## What to work on
Search the material for the word "title" and report each line where it turns up.

Stored data entries
————————

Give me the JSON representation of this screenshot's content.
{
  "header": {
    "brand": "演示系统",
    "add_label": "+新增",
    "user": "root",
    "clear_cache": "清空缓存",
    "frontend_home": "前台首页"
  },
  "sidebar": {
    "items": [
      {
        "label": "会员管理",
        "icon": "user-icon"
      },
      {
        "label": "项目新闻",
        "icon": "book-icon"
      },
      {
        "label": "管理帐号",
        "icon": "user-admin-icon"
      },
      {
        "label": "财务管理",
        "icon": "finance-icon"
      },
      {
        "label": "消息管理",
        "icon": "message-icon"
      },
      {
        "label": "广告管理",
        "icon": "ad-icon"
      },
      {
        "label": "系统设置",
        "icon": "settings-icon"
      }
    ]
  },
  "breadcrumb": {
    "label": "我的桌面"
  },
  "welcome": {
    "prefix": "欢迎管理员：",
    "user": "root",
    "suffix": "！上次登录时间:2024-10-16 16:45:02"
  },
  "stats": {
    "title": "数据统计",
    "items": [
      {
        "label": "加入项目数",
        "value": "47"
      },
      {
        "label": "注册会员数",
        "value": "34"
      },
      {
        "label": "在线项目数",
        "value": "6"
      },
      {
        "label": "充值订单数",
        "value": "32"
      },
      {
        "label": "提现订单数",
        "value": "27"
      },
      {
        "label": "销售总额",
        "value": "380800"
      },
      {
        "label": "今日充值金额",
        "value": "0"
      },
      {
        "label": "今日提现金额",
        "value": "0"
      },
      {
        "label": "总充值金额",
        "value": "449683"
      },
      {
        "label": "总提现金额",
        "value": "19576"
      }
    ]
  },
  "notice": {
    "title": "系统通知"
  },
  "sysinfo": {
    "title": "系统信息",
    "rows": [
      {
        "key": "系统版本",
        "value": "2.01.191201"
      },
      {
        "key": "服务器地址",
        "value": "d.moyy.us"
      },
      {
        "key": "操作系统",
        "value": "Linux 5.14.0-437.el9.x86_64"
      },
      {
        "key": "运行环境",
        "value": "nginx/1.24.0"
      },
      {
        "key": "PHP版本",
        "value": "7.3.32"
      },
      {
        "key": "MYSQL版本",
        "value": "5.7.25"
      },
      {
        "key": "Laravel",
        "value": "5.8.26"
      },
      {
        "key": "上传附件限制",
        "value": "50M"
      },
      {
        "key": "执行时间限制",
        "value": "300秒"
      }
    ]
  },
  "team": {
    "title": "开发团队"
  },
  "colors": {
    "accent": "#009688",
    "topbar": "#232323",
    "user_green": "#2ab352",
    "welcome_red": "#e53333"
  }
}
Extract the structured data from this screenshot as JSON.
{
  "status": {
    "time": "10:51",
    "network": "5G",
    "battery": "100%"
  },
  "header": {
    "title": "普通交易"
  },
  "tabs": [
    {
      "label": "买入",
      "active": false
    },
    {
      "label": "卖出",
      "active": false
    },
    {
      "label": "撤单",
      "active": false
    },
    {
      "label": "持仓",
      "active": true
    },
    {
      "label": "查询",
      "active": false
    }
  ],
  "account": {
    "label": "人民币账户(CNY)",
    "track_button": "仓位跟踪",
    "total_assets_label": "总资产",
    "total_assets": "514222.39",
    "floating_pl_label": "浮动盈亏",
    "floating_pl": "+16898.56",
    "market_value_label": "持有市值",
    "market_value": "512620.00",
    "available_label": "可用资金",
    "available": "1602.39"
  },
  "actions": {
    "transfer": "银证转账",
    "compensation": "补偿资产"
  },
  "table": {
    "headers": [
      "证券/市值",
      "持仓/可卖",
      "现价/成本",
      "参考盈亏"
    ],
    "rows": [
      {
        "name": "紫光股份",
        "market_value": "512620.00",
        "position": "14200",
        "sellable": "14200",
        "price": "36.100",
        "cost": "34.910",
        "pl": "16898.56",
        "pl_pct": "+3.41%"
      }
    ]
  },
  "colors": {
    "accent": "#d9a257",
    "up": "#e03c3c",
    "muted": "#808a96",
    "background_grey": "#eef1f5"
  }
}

————————

## Written solution
    "title": "数据统计",
    "title": "系统通知"
    "title": "系统信息",
    "title": "开发团队"
    "title": "普通交易"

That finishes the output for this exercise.